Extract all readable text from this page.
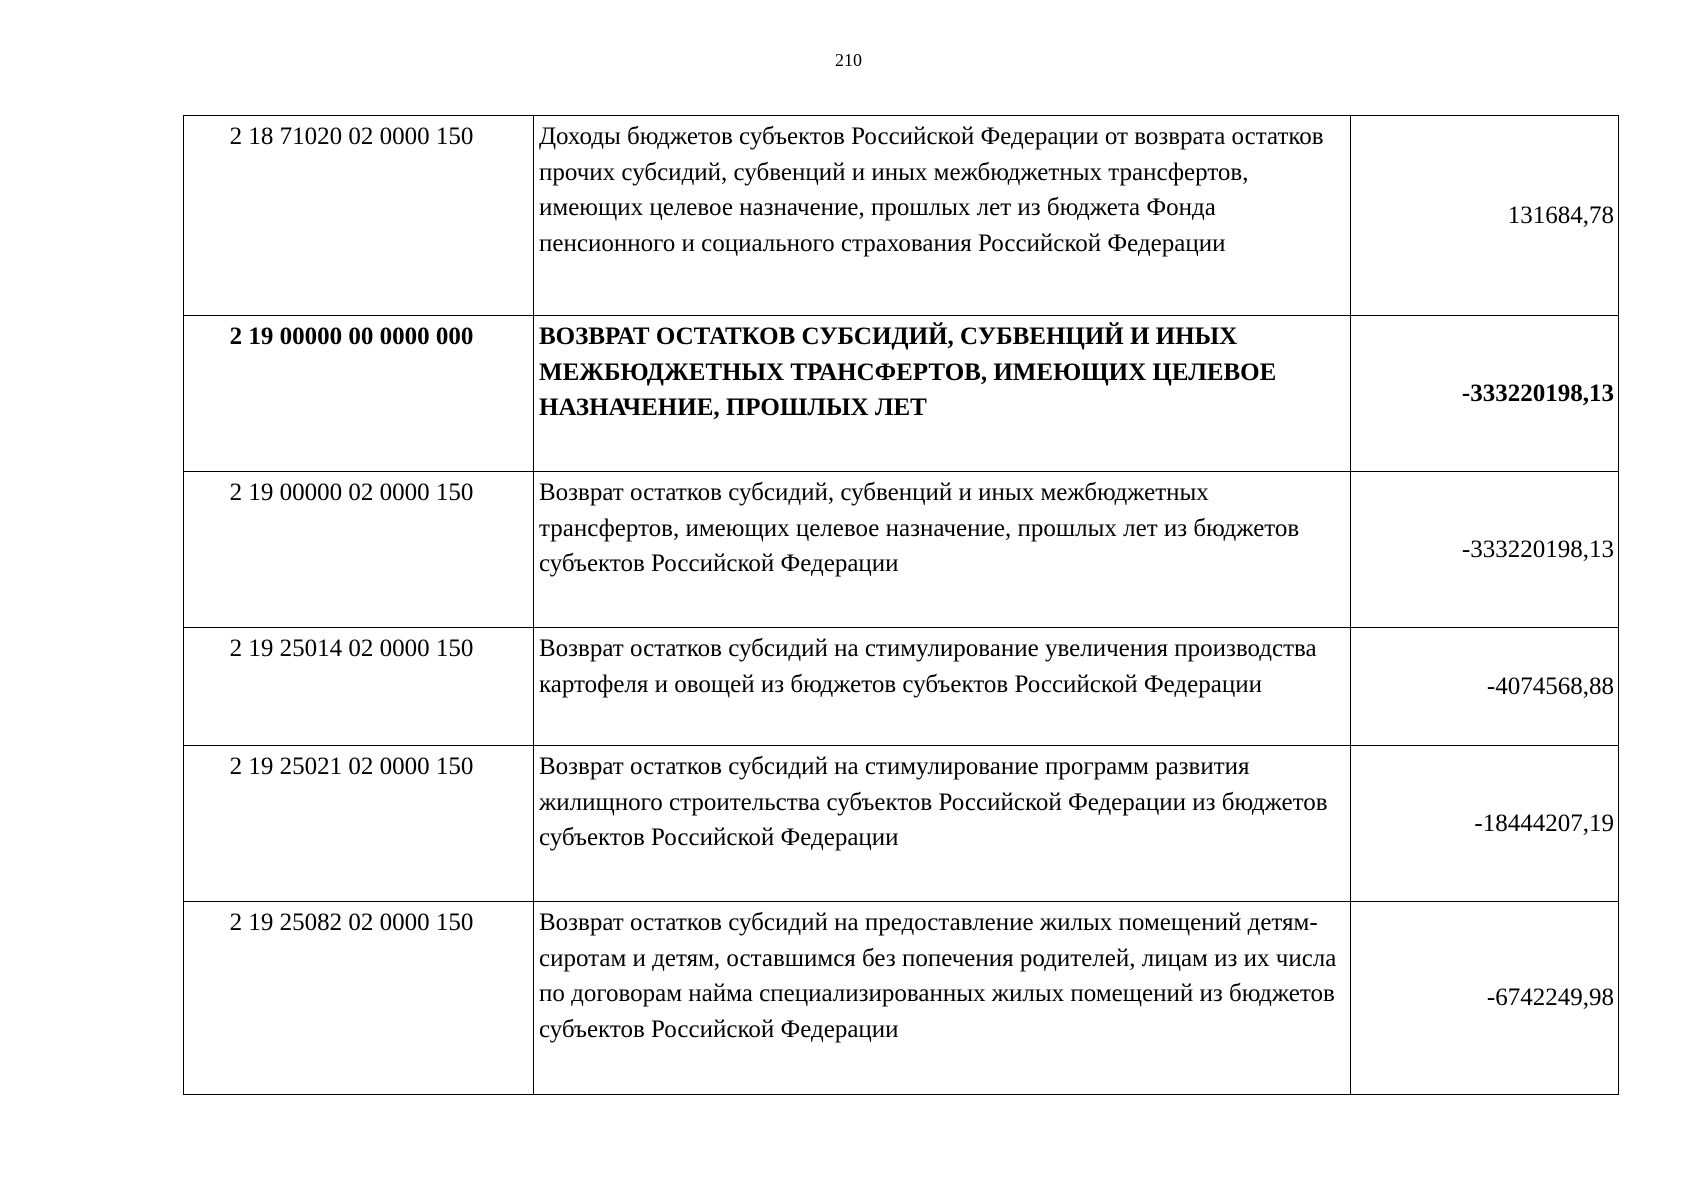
210
2 18 71020 02 0000 150	Доходы бюджетов субъектов Российской Федерации от возврата остатков прочих субсидий, субвенций и иных межбюджетных трансфертов, имеющих целевое назначение, прошлых лет из бюджета Фонда пенсионного и социального страхования Российской Федерации	131684,78
2 19 00000 00 0000 000	ВОЗВРАТ ОСТАТКОВ СУБСИДИЙ, СУБВЕНЦИЙ И ИНЫХ МЕЖБЮДЖЕТНЫХ ТРАНСФЕРТОВ, ИМЕЮЩИХ ЦЕЛЕВОЕ НАЗНАЧЕНИЕ, ПРОШЛЫХ ЛЕТ	-333220198,13
2 19 00000 02 0000 150	Возврат остатков субсидий, субвенций и иных межбюджетных трансфертов, имеющих целевое назначение, прошлых лет из бюджетов субъектов Российской Федерации	-333220198,13
2 19 25014 02 0000 150	Возврат остатков субсидий на стимулирование увеличения производства картофеля и овощей из бюджетов субъектов Российской Федерации	-4074568,88
2 19 25021 02 0000 150	Возврат остатков субсидий на стимулирование программ развития жилищного строительства субъектов Российской Федерации из бюджетов субъектов Российской Федерации	-18444207,19
2 19 25082 02 0000 150	Возврат остатков субсидий на предоставление жилых помещений детям-сиротам и детям, оставшимся без попечения родителей, лицам из их числа по договорам найма специализированных жилых помещений из бюджетов субъектов Российской Федерации	-6742249,98
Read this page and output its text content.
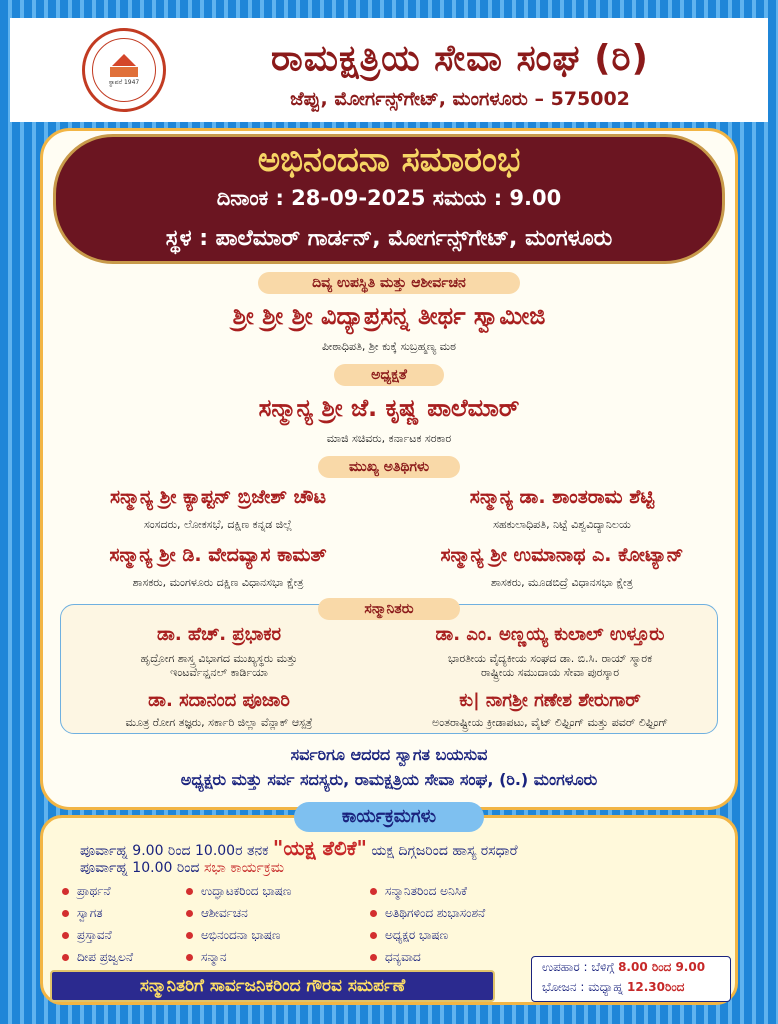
ಸ್ಥಾಪನೆ 1947
ರಾಮಕ್ಷತ್ರಿಯ ಸೇವಾ ಸಂಘ (ರಿ)
ಜೆಪ್ಪು, ಮೋರ್ಗನ್ಸ್‌ಗೇಟ್, ಮಂಗಳೂರು – 575002
ಅಭಿನಂದನಾ ಸಮಾರಂಭ
ದಿನಾಂಕ : 28-09-2025 ಸಮಯ : 9.00
ಸ್ಥಳ : ಪಾಲೆಮಾರ್ ಗಾರ್ಡನ್, ಮೋರ್ಗನ್ಸ್‌ಗೇಟ್, ಮಂಗಳೂರು
ದಿವ್ಯ ಉಪಸ್ಥಿತಿ ಮತ್ತು ಆಶೀರ್ವಚನ
ಶ್ರೀ ಶ್ರೀ ಶ್ರೀ ವಿದ್ಯಾಪ್ರಸನ್ನ ತೀರ್ಥ ಸ್ವಾಮೀಜಿ
ಪೀಠಾಧಿಪತಿ, ಶ್ರೀ ಕುಕ್ಕೆ ಸುಬ್ರಹ್ಮಣ್ಯ ಮಠ
ಅಧ್ಯಕ್ಷತೆ
ಸನ್ಮಾನ್ಯ ಶ್ರೀ ಜೆ. ಕೃಷ್ಣ ಪಾಲೆಮಾರ್
ಮಾಜಿ ಸಚಿವರು, ಕರ್ನಾಟಕ ಸರಕಾರ
ಮುಖ್ಯ ಅತಿಥಿಗಳು
ಸನ್ಮಾನ್ಯ ಶ್ರೀ ಕ್ಯಾಪ್ಟನ್ ಬ್ರಿಜೇಶ್ ಚೌಟ
ಸಂಸದರು, ಲೋಕಸಭೆ, ದಕ್ಷಿಣ ಕನ್ನಡ ಜಿಲ್ಲೆ
ಸನ್ಮಾನ್ಯ ಡಾ. ಶಾಂತರಾಮ ಶೆಟ್ಟಿ
ಸಹಕುಲಾಧಿಪತಿ, ನಿಟ್ಟೆ ವಿಶ್ವವಿದ್ಯಾನಿಲಯ
ಸನ್ಮಾನ್ಯ ಶ್ರೀ ಡಿ. ವೇದವ್ಯಾಸ ಕಾಮತ್
ಶಾಸಕರು, ಮಂಗಳೂರು ದಕ್ಷಿಣ ವಿಧಾನಸಭಾ ಕ್ಷೇತ್ರ
ಸನ್ಮಾನ್ಯ ಶ್ರೀ ಉಮಾನಾಥ ಎ. ಕೋಟ್ಯಾನ್
ಶಾಸಕರು, ಮೂಡಬಿದ್ರೆ ವಿಧಾನಸಭಾ ಕ್ಷೇತ್ರ
ಸನ್ಮಾನಿತರು
ಡಾ. ಹೆಚ್. ಪ್ರಭಾಕರ
ಹೃದ್ರೋಗ ಶಾಸ್ತ್ರ ವಿಭಾಗದ ಮುಖ್ಯಸ್ಥರು ಮತ್ತು
ಇಂಟರ್ವೆನ್ಷನಲ್ ಕಾರ್ಡಿಯಾ
ಡಾ. ಎಂ. ಅಣ್ಣಯ್ಯ ಕುಲಾಲ್ ಉಳ್ತೂರು
ಭಾರತೀಯ ವೈದ್ಯಕೀಯ ಸಂಘದ ಡಾ. ಬಿ.ಸಿ. ರಾಯ್ ಸ್ಮಾರಕ
ರಾಷ್ಟ್ರೀಯ ಸಮುದಾಯ ಸೇವಾ ಪುರಸ್ಕಾರ
ಡಾ. ಸದಾನಂದ ಪೂಜಾರಿ
ಮೂತ್ರ ರೋಗ ತಜ್ಞರು, ಸರ್ಕಾರಿ ಜಿಲ್ಲಾ ವೆನ್ಲಾಕ್ ಆಸ್ಪತ್ರೆ
ಕು| ನಾಗಶ್ರೀ ಗಣೇಶ ಶೇರುಗಾರ್
ಅಂತರಾಷ್ಟ್ರೀಯ ಕ್ರೀಡಾಪಟು, ವೈಟ್ ಲಿಫ್ಟಿಂಗ್ ಮತ್ತು ಪವರ್ ಲಿಫ್ಟಿಂಗ್
ಸರ್ವರಿಗೂ ಆದರದ ಸ್ವಾಗತ ಬಯಸುವ
ಅಧ್ಯಕ್ಷರು ಮತ್ತು ಸರ್ವ ಸದಸ್ಯರು, ರಾಮಕ್ಷತ್ರಿಯ ಸೇವಾ ಸಂಘ, (ರಿ.) ಮಂಗಳೂರು
ಕಾರ್ಯಕ್ರಮಗಳು
ಪೂರ್ವಾಹ್ನ 9.00 ರಿಂದ 10.00ರ ತನಕ "ಯಕ್ಷ ತೆಲಿಕೆ" ಯಕ್ಷ ದಿಗ್ಗಜರಿಂದ ಹಾಸ್ಯ ರಸಧಾರೆ
ಪೂರ್ವಾಹ್ನ 10.00 ರಿಂದ ಸಭಾ ಕಾರ್ಯಕ್ರಮ
ಪ್ರಾರ್ಥನೆ
ಸ್ವಾಗತ
ಪ್ರಸ್ತಾವನೆ
ದೀಪ ಪ್ರಜ್ವಲನೆ
ಉದ್ಘಾಟಕರಿಂದ ಭಾಷಣ
ಆಶೀರ್ವಚನ
ಅಭಿನಂದನಾ ಭಾಷಣ
ಸನ್ಮಾನ
ಸನ್ಮಾನಿತರಿಂದ ಅನಿಸಿಕೆ
ಅತಿಥಿಗಳಿಂದ ಶುಭಾಸಂಶನೆ
ಅಧ್ಯಕ್ಷರ ಭಾಷಣ
ಧನ್ಯವಾದ
ಸನ್ಮಾನಿತರಿಗೆ ಸಾರ್ವಜನಿಕರಿಂದ ಗೌರವ ಸಮರ್ಪಣೆ
ಉಪಹಾರ : ಬೆಳಿಗ್ಗೆ 8.00 ರಿಂದ 9.00
ಭೋಜನ : ಮಧ್ಯಾಹ್ನ 12.30ರಿಂದ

※

▶ _Set exercise_
Can you repeat every record above exactly, apart from the pictures?

▶ _Task response_
Extract all readable text from this page.
210
2 18 71020 02 0000 150	Доходы бюджетов субъектов Российской Федерации от возврата остатков прочих субсидий, субвенций и иных межбюджетных трансфертов, имеющих целевое назначение, прошлых лет из бюджета Фонда пенсионного и социального страхования Российской Федерации	131684,78
2 19 00000 00 0000 000	ВОЗВРАТ ОСТАТКОВ СУБСИДИЙ, СУБВЕНЦИЙ И ИНЫХ МЕЖБЮДЖЕТНЫХ ТРАНСФЕРТОВ, ИМЕЮЩИХ ЦЕЛЕВОЕ НАЗНАЧЕНИЕ, ПРОШЛЫХ ЛЕТ	-333220198,13
2 19 00000 02 0000 150	Возврат остатков субсидий, субвенций и иных межбюджетных трансфертов, имеющих целевое назначение, прошлых лет из бюджетов субъектов Российской Федерации	-333220198,13
2 19 25014 02 0000 150	Возврат остатков субсидий на стимулирование увеличения производства картофеля и овощей из бюджетов субъектов Российской Федерации	-4074568,88
2 19 25021 02 0000 150	Возврат остатков субсидий на стимулирование программ развития жилищного строительства субъектов Российской Федерации из бюджетов субъектов Российской Федерации	-18444207,19
2 19 25082 02 0000 150	Возврат остатков субсидий на предоставление жилых помещений детям-сиротам и детям, оставшимся без попечения родителей, лицам из их числа по договорам найма специализированных жилых помещений из бюджетов субъектов Российской Федерации	-6742249,98
Read this page and output its text content.
ಸ್ಥಾಪನೆ 1947
ರಾಮಕ್ಷತ್ರಿಯ ಸೇವಾ ಸಂಘ (ರಿ)
ಜೆಪ್ಪು, ಮೋರ್ಗನ್ಸ್‌ಗೇಟ್, ಮಂಗಳೂರು – 575002
ಅಭಿನಂದನಾ ಸಮಾರಂಭ
ದಿನಾಂಕ : 28-09-2025 ಸಮಯ : 9.00
ಸ್ಥಳ : ಪಾಲೆಮಾರ್ ಗಾರ್ಡನ್, ಮೋರ್ಗನ್ಸ್‌ಗೇಟ್, ಮಂಗಳೂರು
ದಿವ್ಯ ಉಪಸ್ಥಿತಿ ಮತ್ತು ಆಶೀರ್ವಚನ
ಶ್ರೀ ಶ್ರೀ ಶ್ರೀ ವಿದ್ಯಾಪ್ರಸನ್ನ ತೀರ್ಥ ಸ್ವಾಮೀಜಿ
ಪೀಠಾಧಿಪತಿ, ಶ್ರೀ ಕುಕ್ಕೆ ಸುಬ್ರಹ್ಮಣ್ಯ ಮಠ
ಅಧ್ಯಕ್ಷತೆ
ಸನ್ಮಾನ್ಯ ಶ್ರೀ ಜೆ. ಕೃಷ್ಣ ಪಾಲೆಮಾರ್
ಮಾಜಿ ಸಚಿವರು, ಕರ್ನಾಟಕ ಸರಕಾರ
ಮುಖ್ಯ ಅತಿಥಿಗಳು
ಸನ್ಮಾನ್ಯ ಶ್ರೀ ಕ್ಯಾಪ್ಟನ್ ಬ್ರಿಜೇಶ್ ಚೌಟ
ಸಂಸದರು, ಲೋಕಸಭೆ, ದಕ್ಷಿಣ ಕನ್ನಡ ಜಿಲ್ಲೆ
ಸನ್ಮಾನ್ಯ ಡಾ. ಶಾಂತರಾಮ ಶೆಟ್ಟಿ
ಸಹಕುಲಾಧಿಪತಿ, ನಿಟ್ಟೆ ವಿಶ್ವವಿದ್ಯಾನಿಲಯ
ಸನ್ಮಾನ್ಯ ಶ್ರೀ ಡಿ. ವೇದವ್ಯಾಸ ಕಾಮತ್
ಶಾಸಕರು, ಮಂಗಳೂರು ದಕ್ಷಿಣ ವಿಧಾನಸಭಾ ಕ್ಷೇತ್ರ
ಸನ್ಮಾನ್ಯ ಶ್ರೀ ಉಮಾನಾಥ ಎ. ಕೋಟ್ಯಾನ್
ಶಾಸಕರು, ಮೂಡಬಿದ್ರೆ ವಿಧಾನಸಭಾ ಕ್ಷೇತ್ರ
ಸನ್ಮಾನಿತರು
ಡಾ. ಹೆಚ್. ಪ್ರಭಾಕರ
ಹೃದ್ರೋಗ ಶಾಸ್ತ್ರ ವಿಭಾಗದ ಮುಖ್ಯಸ್ಥರು ಮತ್ತು
ಇಂಟರ್ವೆನ್ಷನಲ್ ಕಾರ್ಡಿಯಾ
ಡಾ. ಎಂ. ಅಣ್ಣಯ್ಯ ಕುಲಾಲ್ ಉಳ್ತೂರು
ಭಾರತೀಯ ವೈದ್ಯಕೀಯ ಸಂಘದ ಡಾ. ಬಿ.ಸಿ. ರಾಯ್ ಸ್ಮಾರಕ
ರಾಷ್ಟ್ರೀಯ ಸಮುದಾಯ ಸೇವಾ ಪುರಸ್ಕಾರ
ಡಾ. ಸದಾನಂದ ಪೂಜಾರಿ
ಮೂತ್ರ ರೋಗ ತಜ್ಞರು, ಸರ್ಕಾರಿ ಜಿಲ್ಲಾ ವೆನ್ಲಾಕ್ ಆಸ್ಪತ್ರೆ
ಕು| ನಾಗಶ್ರೀ ಗಣೇಶ ಶೇರುಗಾರ್
ಅಂತರಾಷ್ಟ್ರೀಯ ಕ್ರೀಡಾಪಟು, ವೈಟ್ ಲಿಫ್ಟಿಂಗ್ ಮತ್ತು ಪವರ್ ಲಿಫ್ಟಿಂಗ್
ಸರ್ವರಿಗೂ ಆದರದ ಸ್ವಾಗತ ಬಯಸುವ
ಅಧ್ಯಕ್ಷರು ಮತ್ತು ಸರ್ವ ಸದಸ್ಯರು, ರಾಮಕ್ಷತ್ರಿಯ ಸೇವಾ ಸಂಘ, (ರಿ.) ಮಂಗಳೂರು
ಕಾರ್ಯಕ್ರಮಗಳು
ಪೂರ್ವಾಹ್ನ 9.00 ರಿಂದ 10.00ರ ತನಕ "ಯಕ್ಷ ತೆಲಿಕೆ" ಯಕ್ಷ ದಿಗ್ಗಜರಿಂದ ಹಾಸ್ಯ ರಸಧಾರೆ
ಪೂರ್ವಾಹ್ನ 10.00 ರಿಂದ ಸಭಾ ಕಾರ್ಯಕ್ರಮ
ಪ್ರಾರ್ಥನೆ
ಸ್ವಾಗತ
ಪ್ರಸ್ತಾವನೆ
ದೀಪ ಪ್ರಜ್ವಲನೆ
ಉದ್ಘಾಟಕರಿಂದ ಭಾಷಣ
ಆಶೀರ್ವಚನ
ಅಭಿನಂದನಾ ಭಾಷಣ
ಸನ್ಮಾನ
ಸನ್ಮಾನಿತರಿಂದ ಅನಿಸಿಕೆ
ಅತಿಥಿಗಳಿಂದ ಶುಭಾಸಂಶನೆ
ಅಧ್ಯಕ್ಷರ ಭಾಷಣ
ಧನ್ಯವಾದ
ಸನ್ಮಾನಿತರಿಗೆ ಸಾರ್ವಜನಿಕರಿಂದ ಗೌರವ ಸಮರ್ಪಣೆ
ಉಪಹಾರ : ಬೆಳಿಗ್ಗೆ 8.00 ರಿಂದ 9.00
ಭೋಜನ : ಮಧ್ಯಾಹ್ನ 12.30ರಿಂದ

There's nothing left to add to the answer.